## To do
Look at the entries below and reproduce them exactly.

Entries taken from a collection:
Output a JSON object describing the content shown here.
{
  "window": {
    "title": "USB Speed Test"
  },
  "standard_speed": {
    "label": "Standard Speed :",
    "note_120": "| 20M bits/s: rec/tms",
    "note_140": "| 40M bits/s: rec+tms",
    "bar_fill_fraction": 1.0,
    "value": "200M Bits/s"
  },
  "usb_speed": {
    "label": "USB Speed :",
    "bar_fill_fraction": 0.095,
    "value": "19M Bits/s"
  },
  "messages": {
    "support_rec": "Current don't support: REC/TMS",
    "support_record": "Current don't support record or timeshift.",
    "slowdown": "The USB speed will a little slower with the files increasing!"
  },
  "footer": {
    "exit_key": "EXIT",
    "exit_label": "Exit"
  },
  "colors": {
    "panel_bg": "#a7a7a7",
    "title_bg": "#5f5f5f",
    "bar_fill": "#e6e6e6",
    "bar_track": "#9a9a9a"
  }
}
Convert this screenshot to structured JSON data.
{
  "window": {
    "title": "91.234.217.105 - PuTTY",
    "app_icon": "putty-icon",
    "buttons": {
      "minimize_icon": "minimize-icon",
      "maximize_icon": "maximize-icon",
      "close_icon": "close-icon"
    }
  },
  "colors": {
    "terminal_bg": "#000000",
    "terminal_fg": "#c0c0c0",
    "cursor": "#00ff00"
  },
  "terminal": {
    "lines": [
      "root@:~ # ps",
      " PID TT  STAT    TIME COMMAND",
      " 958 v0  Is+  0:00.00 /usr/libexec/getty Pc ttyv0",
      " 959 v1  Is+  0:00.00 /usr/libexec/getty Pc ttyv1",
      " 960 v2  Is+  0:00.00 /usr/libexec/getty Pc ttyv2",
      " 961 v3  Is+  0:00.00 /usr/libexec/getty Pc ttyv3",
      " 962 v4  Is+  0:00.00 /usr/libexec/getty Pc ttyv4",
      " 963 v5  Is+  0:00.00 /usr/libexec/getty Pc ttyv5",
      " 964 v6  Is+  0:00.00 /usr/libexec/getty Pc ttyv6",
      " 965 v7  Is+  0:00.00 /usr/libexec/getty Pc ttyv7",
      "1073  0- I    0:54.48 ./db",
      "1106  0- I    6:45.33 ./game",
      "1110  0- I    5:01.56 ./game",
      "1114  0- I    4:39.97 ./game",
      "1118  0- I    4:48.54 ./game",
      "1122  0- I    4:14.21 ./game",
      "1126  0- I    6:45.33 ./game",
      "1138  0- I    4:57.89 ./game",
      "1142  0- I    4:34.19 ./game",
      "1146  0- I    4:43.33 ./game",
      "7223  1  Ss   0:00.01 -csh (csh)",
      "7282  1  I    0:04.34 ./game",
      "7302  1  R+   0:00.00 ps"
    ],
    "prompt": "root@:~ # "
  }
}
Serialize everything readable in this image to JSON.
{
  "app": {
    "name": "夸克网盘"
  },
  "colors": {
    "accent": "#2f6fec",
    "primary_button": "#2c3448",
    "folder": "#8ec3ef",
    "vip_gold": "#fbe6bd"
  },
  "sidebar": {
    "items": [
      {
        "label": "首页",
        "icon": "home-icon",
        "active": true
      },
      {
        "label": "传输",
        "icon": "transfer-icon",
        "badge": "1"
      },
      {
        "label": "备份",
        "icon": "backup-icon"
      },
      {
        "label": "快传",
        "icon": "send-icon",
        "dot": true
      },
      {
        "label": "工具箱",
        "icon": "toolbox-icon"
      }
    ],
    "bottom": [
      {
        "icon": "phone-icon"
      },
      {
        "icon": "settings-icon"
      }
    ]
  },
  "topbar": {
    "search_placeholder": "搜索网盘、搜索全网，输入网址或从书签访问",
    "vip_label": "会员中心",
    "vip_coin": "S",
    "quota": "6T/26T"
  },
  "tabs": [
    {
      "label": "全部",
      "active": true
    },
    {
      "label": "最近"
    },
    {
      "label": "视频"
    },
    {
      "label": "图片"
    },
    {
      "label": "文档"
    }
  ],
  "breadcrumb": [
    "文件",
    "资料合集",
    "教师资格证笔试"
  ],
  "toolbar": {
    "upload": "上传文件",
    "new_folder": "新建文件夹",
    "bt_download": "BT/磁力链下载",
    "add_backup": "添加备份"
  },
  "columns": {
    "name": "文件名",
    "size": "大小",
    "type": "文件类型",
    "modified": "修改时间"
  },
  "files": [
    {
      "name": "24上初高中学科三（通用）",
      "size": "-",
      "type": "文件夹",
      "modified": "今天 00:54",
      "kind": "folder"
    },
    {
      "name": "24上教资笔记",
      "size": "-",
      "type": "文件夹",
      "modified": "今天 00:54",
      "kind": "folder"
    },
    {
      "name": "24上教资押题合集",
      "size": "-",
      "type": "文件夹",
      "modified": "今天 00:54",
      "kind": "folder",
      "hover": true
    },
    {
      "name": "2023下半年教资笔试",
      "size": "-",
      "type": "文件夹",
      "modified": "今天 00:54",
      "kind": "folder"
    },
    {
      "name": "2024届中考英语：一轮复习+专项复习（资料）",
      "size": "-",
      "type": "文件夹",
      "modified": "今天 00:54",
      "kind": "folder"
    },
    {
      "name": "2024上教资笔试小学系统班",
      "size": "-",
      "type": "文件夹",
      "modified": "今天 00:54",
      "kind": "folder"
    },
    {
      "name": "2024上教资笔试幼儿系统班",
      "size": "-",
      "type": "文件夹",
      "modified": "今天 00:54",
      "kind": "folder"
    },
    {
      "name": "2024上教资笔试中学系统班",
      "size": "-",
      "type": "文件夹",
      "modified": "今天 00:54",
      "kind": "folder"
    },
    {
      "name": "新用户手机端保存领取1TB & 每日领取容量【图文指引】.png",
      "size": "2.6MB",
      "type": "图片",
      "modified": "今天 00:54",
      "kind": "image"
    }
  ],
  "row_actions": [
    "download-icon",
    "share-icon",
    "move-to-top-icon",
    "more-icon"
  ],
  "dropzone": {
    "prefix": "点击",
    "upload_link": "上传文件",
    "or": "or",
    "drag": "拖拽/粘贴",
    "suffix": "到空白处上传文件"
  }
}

## Result of this task
Output a JSON object describing the content shown here.
{
  "window": {
    "title": "USB Speed Test"
  },
  "standard_speed": {
    "label": "Standard Speed :",
    "note_120": "| 20M bits/s: rec/tms",
    "note_140": "| 40M bits/s: rec+tms",
    "bar_fill_fraction": 1.0,
    "value": "200M Bits/s"
  },
  "usb_speed": {
    "label": "USB Speed :",
    "bar_fill_fraction": 0.095,
    "value": "19M Bits/s"
  },
  "messages": {
    "support_rec": "Current don't support: REC/TMS",
    "support_record": "Current don't support record or timeshift.",
    "slowdown": "The USB speed will a little slower with the files increasing!"
  },
  "footer": {
    "exit_key": "EXIT",
    "exit_label": "Exit"
  },
  "colors": {
    "panel_bg": "#a7a7a7",
    "title_bg": "#5f5f5f",
    "bar_fill": "#e6e6e6",
    "bar_track": "#9a9a9a"
  }
}
Convert this screenshot to structured JSON data.
{
  "window": {
    "title": "91.234.217.105 - PuTTY",
    "app_icon": "putty-icon",
    "buttons": {
      "minimize_icon": "minimize-icon",
      "maximize_icon": "maximize-icon",
      "close_icon": "close-icon"
    }
  },
  "colors": {
    "terminal_bg": "#000000",
    "terminal_fg": "#c0c0c0",
    "cursor": "#00ff00"
  },
  "terminal": {
    "lines": [
      "root@:~ # ps",
      " PID TT  STAT    TIME COMMAND",
      " 958 v0  Is+  0:00.00 /usr/libexec/getty Pc ttyv0",
      " 959 v1  Is+  0:00.00 /usr/libexec/getty Pc ttyv1",
      " 960 v2  Is+  0:00.00 /usr/libexec/getty Pc ttyv2",
      " 961 v3  Is+  0:00.00 /usr/libexec/getty Pc ttyv3",
      " 962 v4  Is+  0:00.00 /usr/libexec/getty Pc ttyv4",
      " 963 v5  Is+  0:00.00 /usr/libexec/getty Pc ttyv5",
      " 964 v6  Is+  0:00.00 /usr/libexec/getty Pc ttyv6",
      " 965 v7  Is+  0:00.00 /usr/libexec/getty Pc ttyv7",
      "1073  0- I    0:54.48 ./db",
      "1106  0- I    6:45.33 ./game",
      "1110  0- I    5:01.56 ./game",
      "1114  0- I    4:39.97 ./game",
      "1118  0- I    4:48.54 ./game",
      "1122  0- I    4:14.21 ./game",
      "1126  0- I    6:45.33 ./game",
      "1138  0- I    4:57.89 ./game",
      "1142  0- I    4:34.19 ./game",
      "1146  0- I    4:43.33 ./game",
      "7223  1  Ss   0:00.01 -csh (csh)",
      "7282  1  I    0:04.34 ./game",
      "7302  1  R+   0:00.00 ps"
    ],
    "prompt": "root@:~ # "
  }
}
Serialize everything readable in this image to JSON.
{
  "app": {
    "name": "夸克网盘"
  },
  "colors": {
    "accent": "#2f6fec",
    "primary_button": "#2c3448",
    "folder": "#8ec3ef",
    "vip_gold": "#fbe6bd"
  },
  "sidebar": {
    "items": [
      {
        "label": "首页",
        "icon": "home-icon",
        "active": true
      },
      {
        "label": "传输",
        "icon": "transfer-icon",
        "badge": "1"
      },
      {
        "label": "备份",
        "icon": "backup-icon"
      },
      {
        "label": "快传",
        "icon": "send-icon",
        "dot": true
      },
      {
        "label": "工具箱",
        "icon": "toolbox-icon"
      }
    ],
    "bottom": [
      {
        "icon": "phone-icon"
      },
      {
        "icon": "settings-icon"
      }
    ]
  },
  "topbar": {
    "search_placeholder": "搜索网盘、搜索全网，输入网址或从书签访问",
    "vip_label": "会员中心",
    "vip_coin": "S",
    "quota": "6T/26T"
  },
  "tabs": [
    {
      "label": "全部",
      "active": true
    },
    {
      "label": "最近"
    },
    {
      "label": "视频"
    },
    {
      "label": "图片"
    },
    {
      "label": "文档"
    }
  ],
  "breadcrumb": [
    "文件",
    "资料合集",
    "教师资格证笔试"
  ],
  "toolbar": {
    "upload": "上传文件",
    "new_folder": "新建文件夹",
    "bt_download": "BT/磁力链下载",
    "add_backup": "添加备份"
  },
  "columns": {
    "name": "文件名",
    "size": "大小",
    "type": "文件类型",
    "modified": "修改时间"
  },
  "files": [
    {
      "name": "24上初高中学科三（通用）",
      "size": "-",
      "type": "文件夹",
      "modified": "今天 00:54",
      "kind": "folder"
    },
    {
      "name": "24上教资笔记",
      "size": "-",
      "type": "文件夹",
      "modified": "今天 00:54",
      "kind": "folder"
    },
    {
      "name": "24上教资押题合集",
      "size": "-",
      "type": "文件夹",
      "modified": "今天 00:54",
      "kind": "folder",
      "hover": true
    },
    {
      "name": "2023下半年教资笔试",
      "size": "-",
      "type": "文件夹",
      "modified": "今天 00:54",
      "kind": "folder"
    },
    {
      "name": "2024届中考英语：一轮复习+专项复习（资料）",
      "size": "-",
      "type": "文件夹",
      "modified": "今天 00:54",
      "kind": "folder"
    },
    {
      "name": "2024上教资笔试小学系统班",
      "size": "-",
      "type": "文件夹",
      "modified": "今天 00:54",
      "kind": "folder"
    },
    {
      "name": "2024上教资笔试幼儿系统班",
      "size": "-",
      "type": "文件夹",
      "modified": "今天 00:54",
      "kind": "folder"
    },
    {
      "name": "2024上教资笔试中学系统班",
      "size": "-",
      "type": "文件夹",
      "modified": "今天 00:54",
      "kind": "folder"
    },
    {
      "name": "新用户手机端保存领取1TB & 每日领取容量【图文指引】.png",
      "size": "2.6MB",
      "type": "图片",
      "modified": "今天 00:54",
      "kind": "image"
    }
  ],
  "row_actions": [
    "download-icon",
    "share-icon",
    "move-to-top-icon",
    "more-icon"
  ],
  "dropzone": {
    "prefix": "点击",
    "upload_link": "上传文件",
    "or": "or",
    "drag": "拖拽/粘贴",
    "suffix": "到空白处上传文件"
  }
}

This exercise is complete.